### EXERCISE DESCRIPTION
Repeat the lines beginning at the one with "Serialize everything readable" and running to the end of the material, keeping the first and last of them, exactly as they appear.

### EXCERPTED RECORDS
----------------------------------------
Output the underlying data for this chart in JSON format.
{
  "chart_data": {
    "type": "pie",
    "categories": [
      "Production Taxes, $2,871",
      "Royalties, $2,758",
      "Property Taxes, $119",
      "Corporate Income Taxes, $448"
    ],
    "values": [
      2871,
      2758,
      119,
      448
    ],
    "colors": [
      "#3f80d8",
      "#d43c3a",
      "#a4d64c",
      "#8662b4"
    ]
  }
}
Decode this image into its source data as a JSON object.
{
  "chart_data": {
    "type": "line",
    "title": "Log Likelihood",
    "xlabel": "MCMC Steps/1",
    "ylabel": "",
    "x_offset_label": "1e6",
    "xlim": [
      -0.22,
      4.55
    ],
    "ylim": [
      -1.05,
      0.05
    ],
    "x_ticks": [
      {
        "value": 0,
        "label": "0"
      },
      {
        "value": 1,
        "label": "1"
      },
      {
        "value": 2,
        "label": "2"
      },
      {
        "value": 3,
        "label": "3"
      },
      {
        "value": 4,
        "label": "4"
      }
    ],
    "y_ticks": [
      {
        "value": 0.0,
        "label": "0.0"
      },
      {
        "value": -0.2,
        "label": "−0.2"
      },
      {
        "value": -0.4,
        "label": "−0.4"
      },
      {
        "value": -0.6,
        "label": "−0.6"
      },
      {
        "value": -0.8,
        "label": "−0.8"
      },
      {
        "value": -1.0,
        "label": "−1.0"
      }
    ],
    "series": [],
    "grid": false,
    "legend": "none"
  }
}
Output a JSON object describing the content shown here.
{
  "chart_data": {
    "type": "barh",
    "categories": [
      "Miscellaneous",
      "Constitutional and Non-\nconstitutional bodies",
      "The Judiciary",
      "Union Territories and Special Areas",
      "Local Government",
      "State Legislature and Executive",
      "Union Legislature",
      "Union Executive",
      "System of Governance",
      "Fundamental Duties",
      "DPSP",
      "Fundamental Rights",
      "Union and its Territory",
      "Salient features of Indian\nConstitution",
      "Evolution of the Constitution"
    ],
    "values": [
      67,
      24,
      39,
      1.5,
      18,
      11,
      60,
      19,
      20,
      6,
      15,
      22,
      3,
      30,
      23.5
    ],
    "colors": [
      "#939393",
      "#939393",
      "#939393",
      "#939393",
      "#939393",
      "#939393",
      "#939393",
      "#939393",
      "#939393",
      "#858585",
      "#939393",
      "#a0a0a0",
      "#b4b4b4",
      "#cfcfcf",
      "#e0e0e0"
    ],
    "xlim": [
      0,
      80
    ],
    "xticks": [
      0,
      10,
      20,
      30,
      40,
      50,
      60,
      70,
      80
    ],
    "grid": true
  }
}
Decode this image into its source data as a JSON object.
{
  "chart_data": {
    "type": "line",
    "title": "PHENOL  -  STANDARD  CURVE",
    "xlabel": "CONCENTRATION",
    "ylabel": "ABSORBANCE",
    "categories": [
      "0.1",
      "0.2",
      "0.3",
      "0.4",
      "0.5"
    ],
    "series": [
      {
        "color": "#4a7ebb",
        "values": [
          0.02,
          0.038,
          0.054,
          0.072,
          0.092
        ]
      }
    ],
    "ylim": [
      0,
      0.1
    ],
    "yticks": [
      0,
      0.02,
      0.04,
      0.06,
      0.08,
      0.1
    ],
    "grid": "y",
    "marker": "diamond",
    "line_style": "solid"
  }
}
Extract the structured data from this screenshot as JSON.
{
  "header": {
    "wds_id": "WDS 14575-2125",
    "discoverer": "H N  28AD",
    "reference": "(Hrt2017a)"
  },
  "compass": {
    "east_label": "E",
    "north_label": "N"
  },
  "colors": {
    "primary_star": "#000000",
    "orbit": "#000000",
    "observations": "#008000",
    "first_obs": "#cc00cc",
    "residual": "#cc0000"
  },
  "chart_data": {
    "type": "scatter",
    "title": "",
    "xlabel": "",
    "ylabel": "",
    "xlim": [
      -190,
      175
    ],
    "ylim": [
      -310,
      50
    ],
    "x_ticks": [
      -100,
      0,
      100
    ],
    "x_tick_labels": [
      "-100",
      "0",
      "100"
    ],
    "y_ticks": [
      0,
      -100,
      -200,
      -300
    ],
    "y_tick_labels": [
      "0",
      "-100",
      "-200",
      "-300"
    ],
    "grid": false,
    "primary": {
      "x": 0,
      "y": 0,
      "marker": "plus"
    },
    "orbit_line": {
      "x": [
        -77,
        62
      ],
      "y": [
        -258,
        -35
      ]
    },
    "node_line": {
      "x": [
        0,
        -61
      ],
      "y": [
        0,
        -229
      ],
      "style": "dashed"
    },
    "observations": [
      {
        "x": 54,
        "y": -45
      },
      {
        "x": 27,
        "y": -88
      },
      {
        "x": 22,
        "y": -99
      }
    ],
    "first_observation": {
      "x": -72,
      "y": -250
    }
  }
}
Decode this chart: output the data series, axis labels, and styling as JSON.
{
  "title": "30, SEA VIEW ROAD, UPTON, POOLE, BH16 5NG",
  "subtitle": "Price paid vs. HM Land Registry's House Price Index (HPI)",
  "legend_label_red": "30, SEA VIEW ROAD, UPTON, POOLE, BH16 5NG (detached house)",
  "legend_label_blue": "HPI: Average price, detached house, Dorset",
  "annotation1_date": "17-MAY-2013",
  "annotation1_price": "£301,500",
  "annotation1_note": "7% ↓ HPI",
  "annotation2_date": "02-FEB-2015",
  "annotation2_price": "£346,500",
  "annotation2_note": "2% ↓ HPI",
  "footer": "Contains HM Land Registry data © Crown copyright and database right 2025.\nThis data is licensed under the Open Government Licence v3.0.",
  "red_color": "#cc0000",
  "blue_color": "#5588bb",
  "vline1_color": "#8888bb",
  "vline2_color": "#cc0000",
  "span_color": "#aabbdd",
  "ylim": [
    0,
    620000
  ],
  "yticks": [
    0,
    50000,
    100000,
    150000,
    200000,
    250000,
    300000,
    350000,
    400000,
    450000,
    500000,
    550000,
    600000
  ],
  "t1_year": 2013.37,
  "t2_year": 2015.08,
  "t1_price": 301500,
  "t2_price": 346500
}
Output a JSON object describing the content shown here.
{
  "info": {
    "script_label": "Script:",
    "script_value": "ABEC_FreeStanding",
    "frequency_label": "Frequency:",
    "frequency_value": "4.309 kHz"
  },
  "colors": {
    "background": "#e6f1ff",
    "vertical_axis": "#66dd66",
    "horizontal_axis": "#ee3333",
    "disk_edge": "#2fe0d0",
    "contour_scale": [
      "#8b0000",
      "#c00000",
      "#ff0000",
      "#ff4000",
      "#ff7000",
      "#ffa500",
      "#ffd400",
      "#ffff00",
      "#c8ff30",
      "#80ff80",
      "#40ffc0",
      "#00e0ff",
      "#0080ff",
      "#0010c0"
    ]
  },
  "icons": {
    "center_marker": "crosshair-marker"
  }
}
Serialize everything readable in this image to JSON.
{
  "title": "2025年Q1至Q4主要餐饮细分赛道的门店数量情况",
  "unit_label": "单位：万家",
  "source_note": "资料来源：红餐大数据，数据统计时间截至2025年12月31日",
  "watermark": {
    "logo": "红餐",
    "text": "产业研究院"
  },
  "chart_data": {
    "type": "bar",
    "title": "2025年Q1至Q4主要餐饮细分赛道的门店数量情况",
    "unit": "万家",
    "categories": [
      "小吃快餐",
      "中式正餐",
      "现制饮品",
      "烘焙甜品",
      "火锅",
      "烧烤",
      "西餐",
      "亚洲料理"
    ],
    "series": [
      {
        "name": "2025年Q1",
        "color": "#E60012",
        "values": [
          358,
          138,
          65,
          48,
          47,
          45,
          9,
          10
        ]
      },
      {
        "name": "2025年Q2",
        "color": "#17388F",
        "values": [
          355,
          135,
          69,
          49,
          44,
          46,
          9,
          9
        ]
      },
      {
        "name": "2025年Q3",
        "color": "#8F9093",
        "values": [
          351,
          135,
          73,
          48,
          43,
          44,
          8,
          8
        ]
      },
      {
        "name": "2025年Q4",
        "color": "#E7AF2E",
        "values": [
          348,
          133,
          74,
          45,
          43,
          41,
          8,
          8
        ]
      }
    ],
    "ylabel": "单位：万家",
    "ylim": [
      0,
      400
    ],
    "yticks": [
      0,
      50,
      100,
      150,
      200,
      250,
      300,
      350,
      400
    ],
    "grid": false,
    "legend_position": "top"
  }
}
----------------------------------------
### REPLY
Serialize everything readable in this image to JSON.
{
  "title": "2025年Q1至Q4主要餐饮细分赛道的门店数量情况",
  "unit_label": "单位：万家",
  "source_note": "资料来源：红餐大数据，数据统计时间截至2025年12月31日",
  "watermark": {
    "logo": "红餐",
    "text": "产业研究院"
  },
  "chart_data": {
    "type": "bar",
    "title": "2025年Q1至Q4主要餐饮细分赛道的门店数量情况",
    "unit": "万家",
    "categories": [
      "小吃快餐",
      "中式正餐",
      "现制饮品",
      "烘焙甜品",
      "火锅",
      "烧烤",
      "西餐",
      "亚洲料理"
    ],
    "series": [
      {
        "name": "2025年Q1",
        "color": "#E60012",
        "values": [
          358,
          138,
          65,
          48,
          47,
          45,
          9,
          10
        ]
      },
      {
        "name": "2025年Q2",
        "color": "#17388F",
        "values": [
          355,
          135,
          69,
          49,
          44,
          46,
          9,
          9
        ]
      },
      {
        "name": "2025年Q3",
        "color": "#8F9093",
        "values": [
          351,
          135,
          73,
          48,
          43,
          44,
          8,
          8
        ]
      },
      {
        "name": "2025年Q4",
        "color": "#E7AF2E",
        "values": [
          348,
          133,
          74,
          45,
          43,
          41,
          8,
          8
        ]
      }
    ],
    "ylabel": "单位：万家",
    "ylim": [
      0,
      400
    ],
    "yticks": [
      0,
      50,
      100,
      150,
      200,
      250,
      300,
      350,
      400
    ],
    "grid": false,
    "legend_position": "top"
  }
}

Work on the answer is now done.